Drop the pictures from the entries below, then reproduce the rest exactly.

# START OF Raw records

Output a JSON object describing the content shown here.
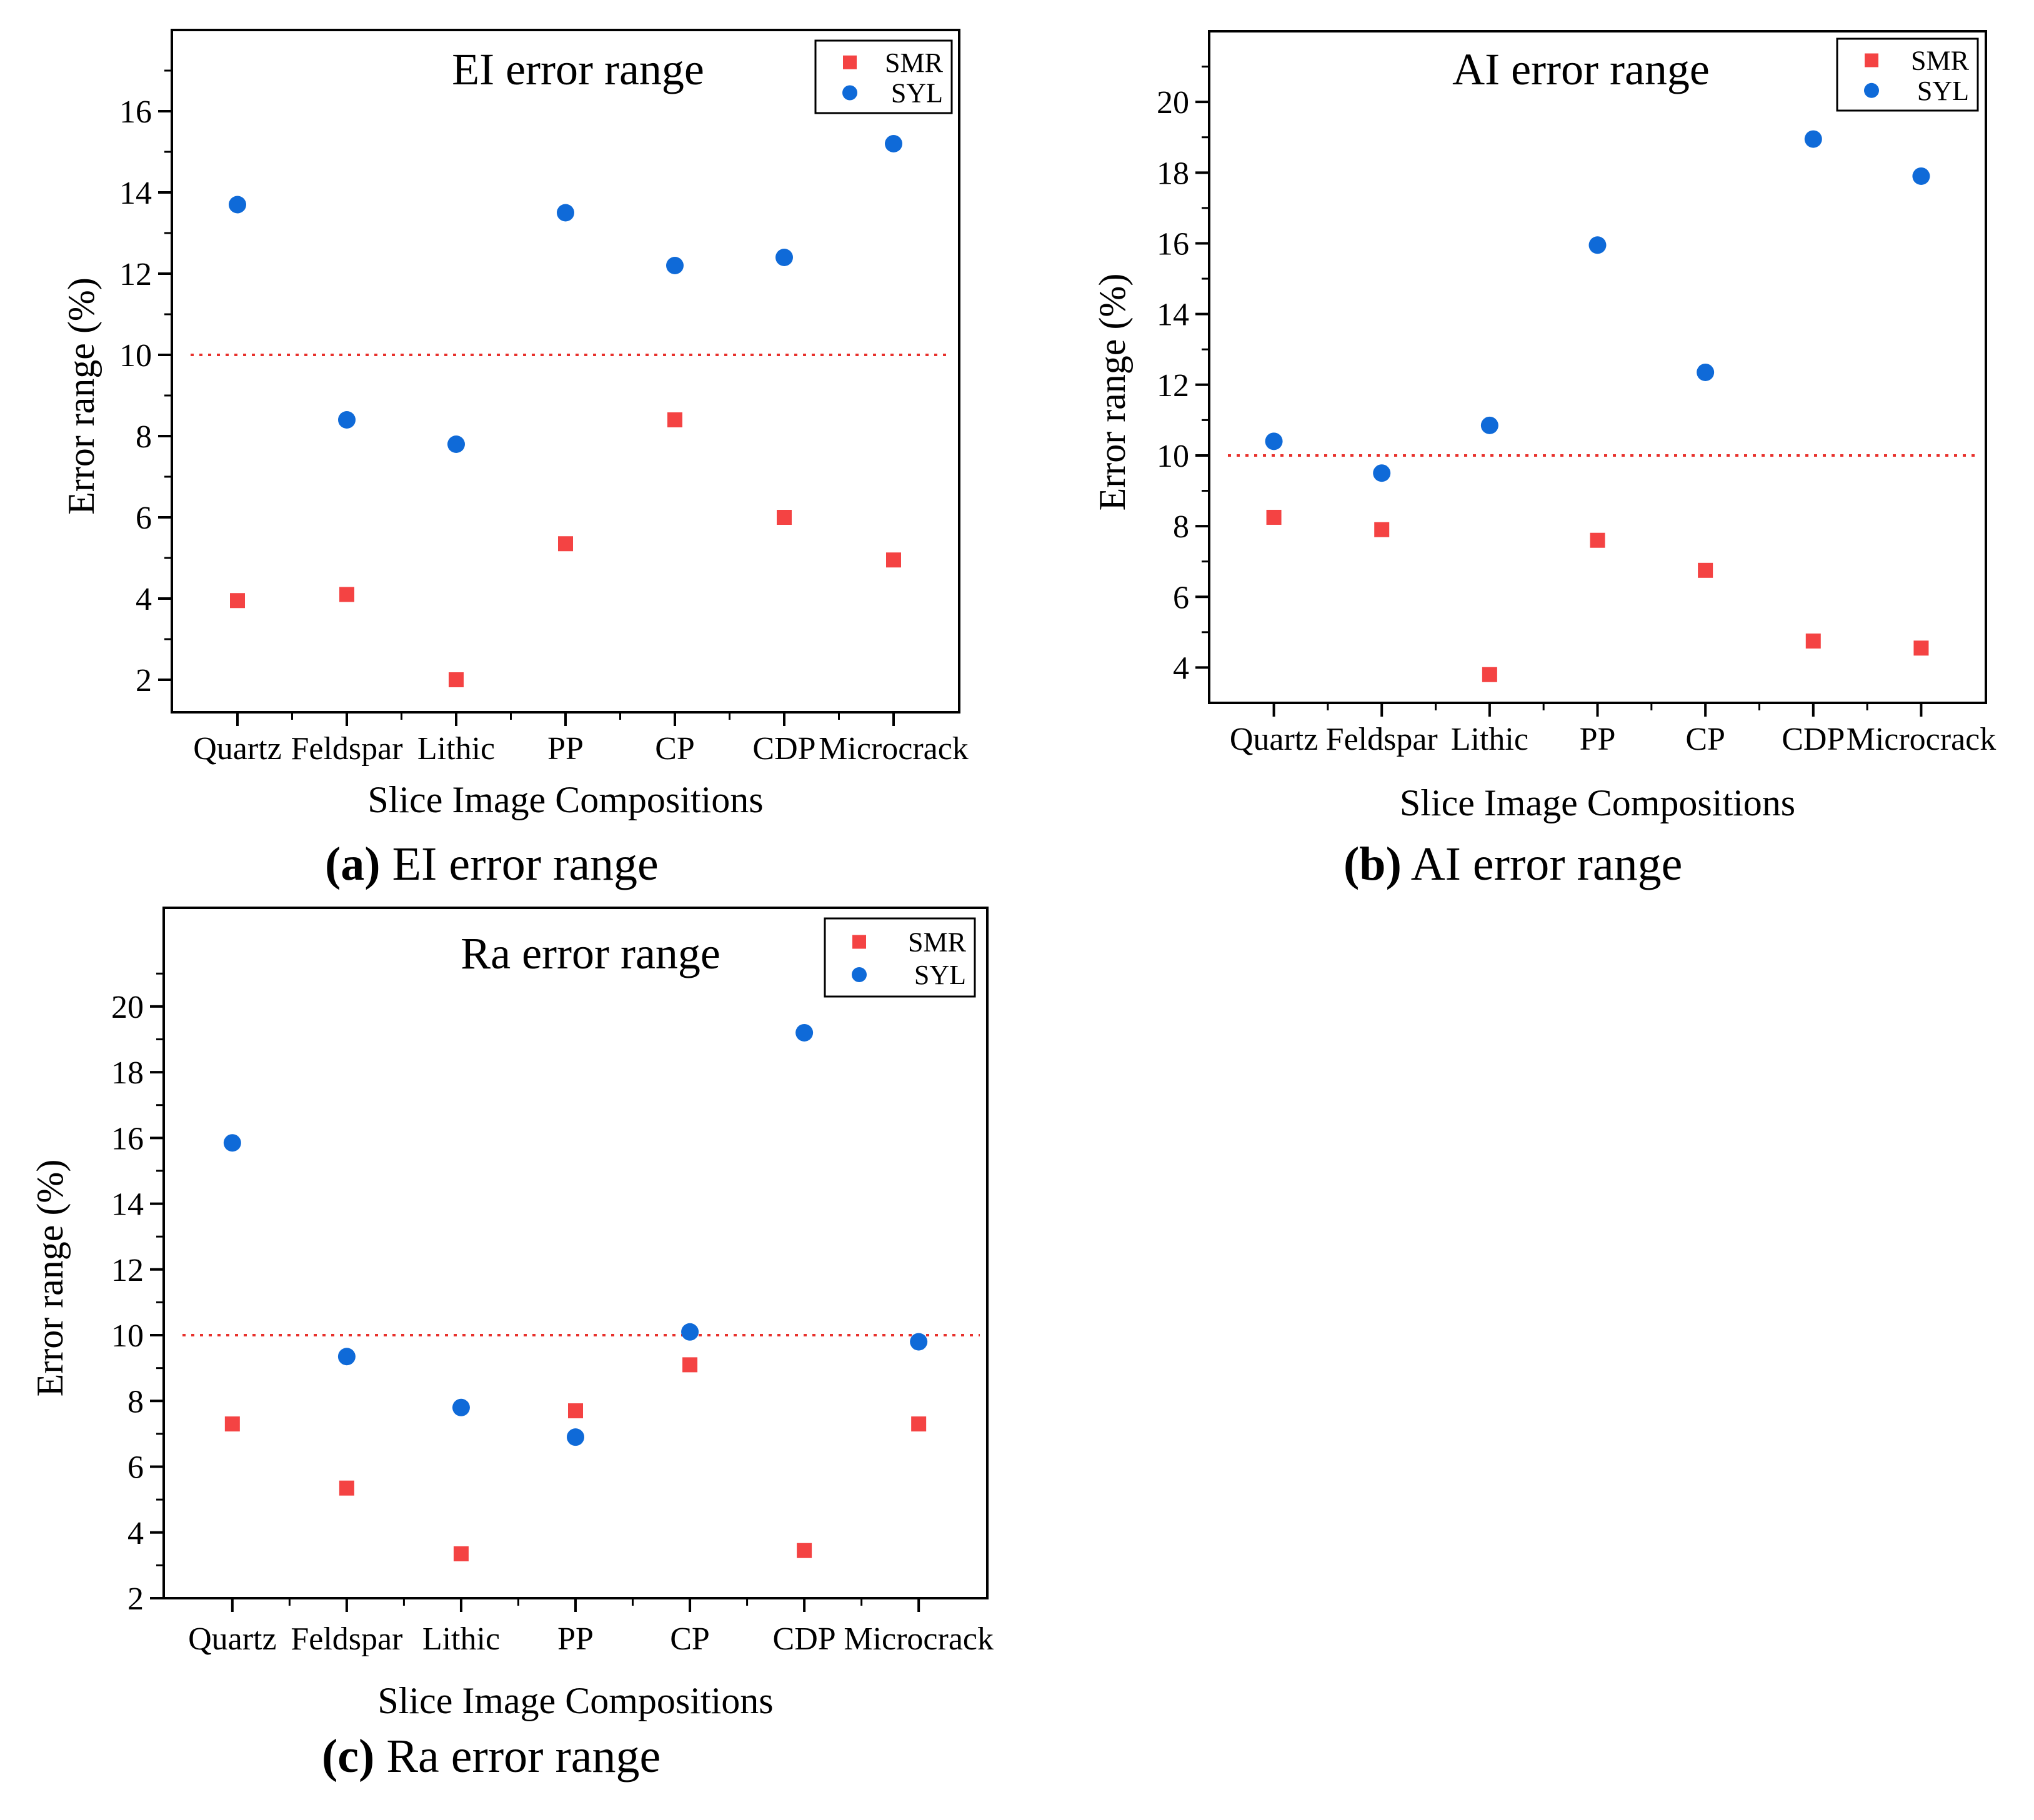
{
  "colors": {
    "smr": "#f44343",
    "syl": "#0f6ad8",
    "threshold": "#e8312c",
    "axis": "#000000"
  },
  "chart_data": [
    {
      "id": "a",
      "type": "scatter",
      "title": "EI error range",
      "caption_letter": "(a)",
      "caption_text": " EI error range",
      "xlabel": "Slice Image Compositions",
      "ylabel": "Error range (%)",
      "categories": [
        "Quartz",
        "Feldspar",
        "Lithic",
        "PP",
        "CP",
        "CDP",
        "Microcrack"
      ],
      "ylim": [
        1.2,
        18.0
      ],
      "yticks": [
        2,
        4,
        6,
        8,
        10,
        12,
        14,
        16
      ],
      "threshold": 10,
      "legend_position": "top-right",
      "series": [
        {
          "name": "SMR",
          "marker": "square",
          "values": [
            3.95,
            4.1,
            2.0,
            5.35,
            8.4,
            6.0,
            4.95
          ]
        },
        {
          "name": "SYL",
          "marker": "circle",
          "values": [
            13.7,
            8.4,
            7.8,
            13.5,
            12.2,
            12.4,
            15.2
          ]
        }
      ]
    },
    {
      "id": "b",
      "type": "scatter",
      "title": "AI error range",
      "caption_letter": "(b)",
      "caption_text": " AI error range",
      "xlabel": "Slice Image Compositions",
      "ylabel": "Error range (%)",
      "categories": [
        "Quartz",
        "Feldspar",
        "Lithic",
        "PP",
        "CP",
        "CDP",
        "Microcrack"
      ],
      "ylim": [
        3.0,
        22.0
      ],
      "yticks": [
        4,
        6,
        8,
        10,
        12,
        14,
        16,
        18,
        20
      ],
      "threshold": 10,
      "legend_position": "top-right",
      "series": [
        {
          "name": "SMR",
          "marker": "square",
          "values": [
            8.25,
            7.9,
            3.8,
            7.6,
            6.75,
            4.75,
            4.55
          ]
        },
        {
          "name": "SYL",
          "marker": "circle",
          "values": [
            10.4,
            9.5,
            10.85,
            15.95,
            12.35,
            18.95,
            17.9
          ]
        }
      ]
    },
    {
      "id": "c",
      "type": "scatter",
      "title": "Ra error range",
      "caption_letter": "(c)",
      "caption_text": " Ra error range",
      "xlabel": "Slice Image Compositions",
      "ylabel": "Error range (%)",
      "categories": [
        "Quartz",
        "Feldspar",
        "Lithic",
        "PP",
        "CP",
        "CDP",
        "Microcrack"
      ],
      "ylim": [
        2.0,
        23.0
      ],
      "yticks": [
        2,
        4,
        6,
        8,
        10,
        12,
        14,
        16,
        18,
        20
      ],
      "threshold": 10,
      "legend_position": "top-right",
      "series": [
        {
          "name": "SMR",
          "marker": "square",
          "values": [
            7.3,
            5.35,
            3.35,
            7.7,
            9.1,
            3.45,
            7.3
          ]
        },
        {
          "name": "SYL",
          "marker": "circle",
          "values": [
            15.85,
            9.35,
            7.8,
            6.9,
            10.1,
            19.2,
            9.8
          ]
        }
      ]
    }
  ]
}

# END OF Raw records

__Result of this exercise__
Output a JSON object describing the content shown here.
{
  "colors": {
    "smr": "#f44343",
    "syl": "#0f6ad8",
    "threshold": "#e8312c",
    "axis": "#000000"
  },
  "chart_data": [
    {
      "id": "a",
      "type": "scatter",
      "title": "EI error range",
      "caption_letter": "(a)",
      "caption_text": " EI error range",
      "xlabel": "Slice Image Compositions",
      "ylabel": "Error range (%)",
      "categories": [
        "Quartz",
        "Feldspar",
        "Lithic",
        "PP",
        "CP",
        "CDP",
        "Microcrack"
      ],
      "ylim": [
        1.2,
        18.0
      ],
      "yticks": [
        2,
        4,
        6,
        8,
        10,
        12,
        14,
        16
      ],
      "threshold": 10,
      "legend_position": "top-right",
      "series": [
        {
          "name": "SMR",
          "marker": "square",
          "values": [
            3.95,
            4.1,
            2.0,
            5.35,
            8.4,
            6.0,
            4.95
          ]
        },
        {
          "name": "SYL",
          "marker": "circle",
          "values": [
            13.7,
            8.4,
            7.8,
            13.5,
            12.2,
            12.4,
            15.2
          ]
        }
      ]
    },
    {
      "id": "b",
      "type": "scatter",
      "title": "AI error range",
      "caption_letter": "(b)",
      "caption_text": " AI error range",
      "xlabel": "Slice Image Compositions",
      "ylabel": "Error range (%)",
      "categories": [
        "Quartz",
        "Feldspar",
        "Lithic",
        "PP",
        "CP",
        "CDP",
        "Microcrack"
      ],
      "ylim": [
        3.0,
        22.0
      ],
      "yticks": [
        4,
        6,
        8,
        10,
        12,
        14,
        16,
        18,
        20
      ],
      "threshold": 10,
      "legend_position": "top-right",
      "series": [
        {
          "name": "SMR",
          "marker": "square",
          "values": [
            8.25,
            7.9,
            3.8,
            7.6,
            6.75,
            4.75,
            4.55
          ]
        },
        {
          "name": "SYL",
          "marker": "circle",
          "values": [
            10.4,
            9.5,
            10.85,
            15.95,
            12.35,
            18.95,
            17.9
          ]
        }
      ]
    },
    {
      "id": "c",
      "type": "scatter",
      "title": "Ra error range",
      "caption_letter": "(c)",
      "caption_text": " Ra error range",
      "xlabel": "Slice Image Compositions",
      "ylabel": "Error range (%)",
      "categories": [
        "Quartz",
        "Feldspar",
        "Lithic",
        "PP",
        "CP",
        "CDP",
        "Microcrack"
      ],
      "ylim": [
        2.0,
        23.0
      ],
      "yticks": [
        2,
        4,
        6,
        8,
        10,
        12,
        14,
        16,
        18,
        20
      ],
      "threshold": 10,
      "legend_position": "top-right",
      "series": [
        {
          "name": "SMR",
          "marker": "square",
          "values": [
            7.3,
            5.35,
            3.35,
            7.7,
            9.1,
            3.45,
            7.3
          ]
        },
        {
          "name": "SYL",
          "marker": "circle",
          "values": [
            15.85,
            9.35,
            7.8,
            6.9,
            10.1,
            19.2,
            9.8
          ]
        }
      ]
    }
  ]
}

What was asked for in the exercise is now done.